§ Excerpted text:
* start *
Miners of Muzo are a Dutch-based rock band that started out in 1983, founded in the city of Tilburg by singer and songwriter Leon Lemmen.

History

The band name was picked out of a short list of names without further meaning (It was also the name of a BBC documentary on the outlaw emerald miners of the Colombian city Muzo).
Pretty much bored of what was going on musically back then, they chose to seek the gut feeling of rock music again. Anti- shoe gazing rock music with lots of electric guitar and organ. On the first album The Birthday Party influences are still evident, but as from the second album APOGEE, the style becomes more melodic and very 60's influenced.
In 10 years time 7 albums and 5 singles were released and numerous gigs and tours through the Netherlands, Belgium, Germany, Switzerland and especially France had followed. They were also the first Dutch rock band to play at SXSW in Austin Texas in 1990.

At the end of the 90s the Miners paused. Feeling it was time for a break. Keyboard player Dan was no longer in the band and lives in Amsterdam. Marc had been playing with American singer Pat Mears but returned to the band in 95. For a while they called themselves Funrazor to see if it was possible to start with a clean slate without any legacy. But then after 2 years they returned to the original name again and started to build a recording studio in their own rehearsal garage.  When the studio became better equipped new songs were recorded and the songs from those years are captured in a double CD "Love & Life part II" which is only available as a download on their website.

Hans left the country shortly after that and has a new life as a farmer in France. Since 2010 The Miners started playing live again occasionally and they were joined by guitarist Wannes Rombouts and drummer Kasper Dam. The long-awaited new album: "Really...is that a fact" has been self-released as a promo in January 2013.

Early December 2013 original drummer GJ suffered a fatal heart attack and died sadly. Due to lack of time and other obligations, Wannes Rombouts is no longer active with the Miners. At the same time Miners of Muzo is playing again as HOLY JOE & the ALCOHOLITES, an alter ego band about Joe the Rock'n Roll Bishop. A band which only plays 60s garage songs, mainly covers (something they always have been doing  alongside the Miners material). Lead guitar is played by 19 year old Frankie Lamberts aka Frankie Fuzz.

In 2017 Hans Vroom returned to pick up the guitar again. In the summer of 2017 The Miners of Muzo (reunited with Hans on guitar) played a few concerts in the South of France. In 2018 The Miners played at The Go Wild festival and at the Down at the Nightclub festival.

In 2017 the Miners of Muzo resumed recording new material. In 2017 The Miners of Muzo appeared on the compilation album Down at the Nightclub vol.1 and released two CDs, Really is that a Fact and Love & Life Part II. In 2018 The Miners appeared on Down at the Nightclub vol.2 where they provided the vinyl only bonus title track "Down at the Nightclub".
* end *
§ Exercise set:
**1)** State whether each statement below agrees with the Miners of Muzo text above, answering yes or no and quoting the words of the text that decide it. (a) The band was founded in Tilburg. (b) The Miners of Muzo first played at SXSW in 1995. (c) Keyboard player Dan returned to the band in 95.
**2)** Rewrite the part of the Miners of Muzo text that begins at the words "The band name" and stops after "very 60's influenced.", with "organ" replaced by "piano".

§ Stored rows:
* start *
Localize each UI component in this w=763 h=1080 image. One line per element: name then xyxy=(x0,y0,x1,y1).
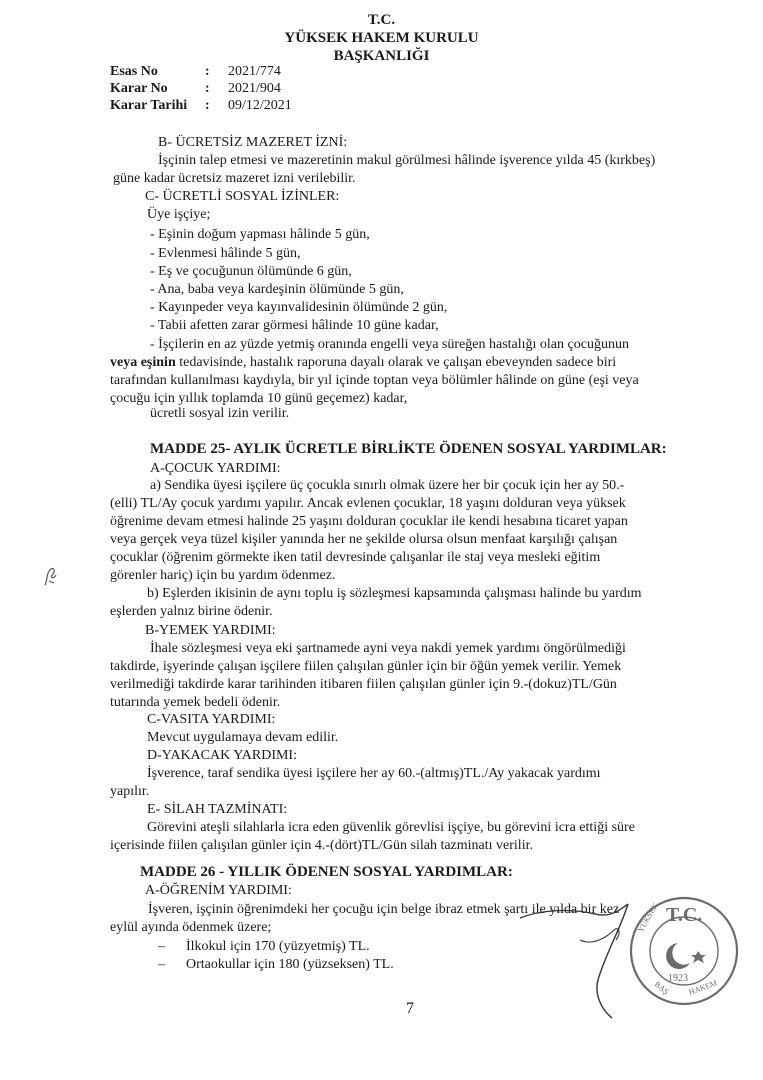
paragraph-line: görenler hariç) için bu yardım ödenmez. xyxy=(110,568,336,583)
paragraph-line: yapılır. xyxy=(110,784,150,799)
margin-mark xyxy=(42,563,60,589)
section-b-title: B- ÜCRETSİZ MAZERET İZNİ: xyxy=(158,135,348,150)
section-c-line: çocuğu için yıllık toplamda 10 günü geçemez) kadar, xyxy=(110,391,408,406)
svg-text:BAŞ: BAŞ xyxy=(652,979,671,997)
header-office: BAŞKANLIĞI xyxy=(333,48,430,64)
esas-value: 2021/774 xyxy=(228,64,281,79)
section-c-line: tarafından kullanılması kaydıyla, bir yıl içinde toptan veya bölümler hâlinde on güne (eşi veya xyxy=(110,373,639,388)
paragraph-line: eylül ayında ödenmek üzere; xyxy=(110,920,272,935)
paragraph-line: b) Eşlerden ikisinin de aynı toplu iş sözleşmesi kapsamında çalışması halinde bu yardım xyxy=(147,586,642,601)
paragraph-line: çocuklar (öğrenim görmekte iken tatil devresinde çalışanlar ile staj veya mesleki eğitim xyxy=(110,550,601,565)
tarih-label: Karar Tarihi xyxy=(110,98,188,113)
tarih-colon: : xyxy=(205,98,210,113)
paragraph-line: Mevcut uygulamaya devam edilir. xyxy=(147,730,339,745)
svg-text:T.C.: T.C. xyxy=(666,904,703,926)
madde-25-title: MADDE 25- AYLIK ÜCRETLE BİRLİKTE ÖDENEN SOSYAL YARDIMLAR: xyxy=(150,441,667,457)
list-item: - Eşinin doğum yapması hâlinde 5 gün, xyxy=(150,227,370,242)
header-institution: YÜKSEK HAKEM KURULU xyxy=(284,30,479,46)
karar-colon: : xyxy=(205,81,210,96)
section-c-closing: ücretli sosyal izin verilir. xyxy=(150,406,290,421)
list-item: - Kayınpeder veya kayınvalidesinin ölümünde 2 gün, xyxy=(150,300,448,315)
svg-text:YÜKSEK: YÜKSEK xyxy=(635,901,660,934)
official-seal xyxy=(628,895,740,1007)
list-item: - Ana, baba veya kardeşinin ölümünde 5 gün, xyxy=(150,282,404,297)
paragraph-line: öğrenime devam etmesi halinde 25 yaşını dolduran çocuklar ile kendi hesabına ticaret yapan xyxy=(110,514,628,529)
list-item: - İşçilerin en az yüzde yetmiş oranında engelli veya süreğen hastalığı olan çocuğunun xyxy=(150,337,629,352)
section-c-intro: Üye işçiye; xyxy=(147,207,211,222)
karar-label: Karar No xyxy=(110,81,168,96)
list-item: Ortaokullar için 180 (yüzseksen) TL. xyxy=(186,957,394,972)
list-item: - Evlenmesi hâlinde 5 gün, xyxy=(150,246,301,261)
section-b-line1: İşçinin talep etmesi ve mazeretinin makul görülmesi hâlinde işverence yılda 45 (kırkbeş) xyxy=(158,153,656,168)
madde-25-c-title: C-VASITA YARDIMI: xyxy=(147,712,276,727)
madde-26-title: MADDE 26 - YILLIK ÖDENEN SOSYAL YARDIMLAR: xyxy=(140,864,513,880)
list-item: İlkokul için 170 (yüzyetmiş) TL. xyxy=(186,939,370,954)
page-number: 7 xyxy=(406,1000,414,1017)
paragraph-line: Görevini ateşli silahlarla icra eden güvenlik görevlisi işçiye, bu görevini icra ettiği süre xyxy=(147,820,635,835)
paragraph-line: verilmediği takdirde karar tarihinden itibaren fiilen çalışılan günler için 9.-(dokuz)TL/Gün xyxy=(110,677,617,692)
paragraph-line: İhale sözleşmesi veya eki şartnamede ayni veya nakdi yemek yardımı öngörülmediği xyxy=(150,641,626,656)
section-c-title: C- ÜCRETLİ SOSYAL İZİNLER: xyxy=(145,189,340,204)
bold-text: veya eşinin xyxy=(110,355,176,370)
paragraph-line: a) Sendika üyesi işçilere üç çocukla sınırlı olmak üzere her bir çocuk için her ay 50.- xyxy=(150,478,625,493)
madde-25-d-title: D-YAKACAK YARDIMI: xyxy=(147,748,297,763)
dash-bullet: – xyxy=(158,939,165,954)
paragraph-line: (elli) TL/Ay çocuk yardımı yapılır. Ancak evlenen çocuklar, 18 yaşını dolduran veya yüksek xyxy=(110,496,626,511)
madde-25-e-title: E- SİLAH TAZMİNATI: xyxy=(147,802,288,817)
madde-25-b-title: B-YEMEK YARDIMI: xyxy=(145,623,276,638)
karar-value: 2021/904 xyxy=(228,81,281,96)
paragraph-line: veya gerçek veya tüzel kişiler yanında her ne şekilde olursa olsun menfaat karşılığı çalışan xyxy=(110,532,618,547)
madde-26-a-title: A-ÖĞRENİM YARDIMI: xyxy=(145,883,292,898)
paragraph-line: İşverence, taraf sendika üyesi işçilere her ay 60.-(altmış)TL./Ay yakacak yardımı xyxy=(147,766,601,781)
header-tc: T.C. xyxy=(367,12,396,28)
paragraph-line: içerisinde fiilen çalışılan günler için 4.-(dört)TL/Gün silah tazminatı verilir. xyxy=(110,838,533,853)
section-b-line2: güne kadar ücretsiz mazeret izni verilebilir. xyxy=(113,171,356,186)
esas-label: Esas No xyxy=(110,64,158,79)
paragraph-line: tutarında yemek bedeli ödenir. xyxy=(110,695,281,710)
svg-text:1923: 1923 xyxy=(668,973,688,984)
tarih-value: 09/12/2021 xyxy=(228,98,292,113)
dash-bullet: – xyxy=(158,957,165,972)
svg-text:HAKEM: HAKEM xyxy=(687,978,719,997)
paragraph-line: eşlerden yalnız birine ödenir. xyxy=(110,604,273,619)
esas-colon: : xyxy=(205,64,210,79)
list-item: - Eş ve çocuğunun ölümünde 6 gün, xyxy=(150,264,352,279)
madde-25-a-title: A-ÇOCUK YARDIMI: xyxy=(150,461,281,476)
paragraph-line: takdirde, işyerinde çalışan işçilere fiilen çalışılan günler için bir öğün yemek verilir. Yemek xyxy=(110,659,622,674)
text-run: tedavisinde, hastalık raporuna dayalı olarak ve çalışan ebeveynden sadece biri xyxy=(175,355,617,370)
section-c-line xyxy=(110,354,616,371)
paragraph-line: İşveren, işçinin öğrenimdeki her çocuğu için belge ibraz etmek şartı ile yılda bir kez xyxy=(148,902,620,917)
list-item: - Tabii afetten zarar görmesi hâlinde 10 güne kadar, xyxy=(150,318,439,333)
* end *
§ Answers to each task:
**1)**
(a) Yes: "founded in the city of Tilburg by singer and songwriter Leon Lemmen"
(b) No: "They were also the first Dutch rock band to play at SXSW in Austin Texas in 1990."
(c) No: "Keyboard player Dan was no longer in the band and lives in Amsterdam."

**2)**
The band name was picked out of a short list of names without further meaning (It was also the name of a BBC documentary on the outlaw emerald miners of the Colombian city Muzo).
Pretty much bored of what was going on musically back then, they chose to seek the gut feeling of rock music again. Anti- shoe gazing rock music with lots of electric guitar and piano. On the first album The Birthday Party influences are still evident, but as from the second album APOGEE, the style becomes more melodic and very 60's influenced.